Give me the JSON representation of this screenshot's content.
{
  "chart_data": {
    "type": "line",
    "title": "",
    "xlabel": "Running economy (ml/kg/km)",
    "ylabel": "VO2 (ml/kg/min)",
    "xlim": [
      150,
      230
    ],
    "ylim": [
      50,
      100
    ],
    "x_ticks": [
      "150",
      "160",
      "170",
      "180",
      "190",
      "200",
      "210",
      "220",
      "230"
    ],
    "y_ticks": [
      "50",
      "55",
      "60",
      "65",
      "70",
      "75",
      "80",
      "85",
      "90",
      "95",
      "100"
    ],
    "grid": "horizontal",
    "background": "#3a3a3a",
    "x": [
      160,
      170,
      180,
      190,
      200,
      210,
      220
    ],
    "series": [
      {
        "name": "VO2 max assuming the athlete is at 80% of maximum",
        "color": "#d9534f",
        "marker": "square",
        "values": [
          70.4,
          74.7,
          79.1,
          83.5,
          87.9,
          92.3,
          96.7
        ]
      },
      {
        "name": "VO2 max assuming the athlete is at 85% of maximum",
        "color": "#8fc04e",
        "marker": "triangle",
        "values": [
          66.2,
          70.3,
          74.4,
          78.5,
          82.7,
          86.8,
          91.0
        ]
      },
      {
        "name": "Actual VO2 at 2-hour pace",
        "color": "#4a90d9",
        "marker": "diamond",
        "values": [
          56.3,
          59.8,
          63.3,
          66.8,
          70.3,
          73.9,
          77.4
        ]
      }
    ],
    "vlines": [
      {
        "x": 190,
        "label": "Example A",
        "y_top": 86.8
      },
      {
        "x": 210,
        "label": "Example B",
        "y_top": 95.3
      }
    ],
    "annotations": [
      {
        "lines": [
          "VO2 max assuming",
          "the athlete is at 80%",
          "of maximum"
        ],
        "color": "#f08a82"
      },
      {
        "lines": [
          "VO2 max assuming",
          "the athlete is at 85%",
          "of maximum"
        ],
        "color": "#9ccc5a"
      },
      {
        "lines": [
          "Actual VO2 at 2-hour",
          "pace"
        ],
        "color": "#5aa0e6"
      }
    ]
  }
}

+---+

__Work to be completed__. Repeat all the records. Match each line exactly.

__Worked answer__.
Give me the JSON representation of this screenshot's content.
{
  "chart_data": {
    "type": "line",
    "title": "",
    "xlabel": "Running economy (ml/kg/km)",
    "ylabel": "VO2 (ml/kg/min)",
    "xlim": [
      150,
      230
    ],
    "ylim": [
      50,
      100
    ],
    "x_ticks": [
      "150",
      "160",
      "170",
      "180",
      "190",
      "200",
      "210",
      "220",
      "230"
    ],
    "y_ticks": [
      "50",
      "55",
      "60",
      "65",
      "70",
      "75",
      "80",
      "85",
      "90",
      "95",
      "100"
    ],
    "grid": "horizontal",
    "background": "#3a3a3a",
    "x": [
      160,
      170,
      180,
      190,
      200,
      210,
      220
    ],
    "series": [
      {
        "name": "VO2 max assuming the athlete is at 80% of maximum",
        "color": "#d9534f",
        "marker": "square",
        "values": [
          70.4,
          74.7,
          79.1,
          83.5,
          87.9,
          92.3,
          96.7
        ]
      },
      {
        "name": "VO2 max assuming the athlete is at 85% of maximum",
        "color": "#8fc04e",
        "marker": "triangle",
        "values": [
          66.2,
          70.3,
          74.4,
          78.5,
          82.7,
          86.8,
          91.0
        ]
      },
      {
        "name": "Actual VO2 at 2-hour pace",
        "color": "#4a90d9",
        "marker": "diamond",
        "values": [
          56.3,
          59.8,
          63.3,
          66.8,
          70.3,
          73.9,
          77.4
        ]
      }
    ],
    "vlines": [
      {
        "x": 190,
        "label": "Example A",
        "y_top": 86.8
      },
      {
        "x": 210,
        "label": "Example B",
        "y_top": 95.3
      }
    ],
    "annotations": [
      {
        "lines": [
          "VO2 max assuming",
          "the athlete is at 80%",
          "of maximum"
        ],
        "color": "#f08a82"
      },
      {
        "lines": [
          "VO2 max assuming",
          "the athlete is at 85%",
          "of maximum"
        ],
        "color": "#9ccc5a"
      },
      {
        "lines": [
          "Actual VO2 at 2-hour",
          "pace"
        ],
        "color": "#5aa0e6"
      }
    ]
  }
}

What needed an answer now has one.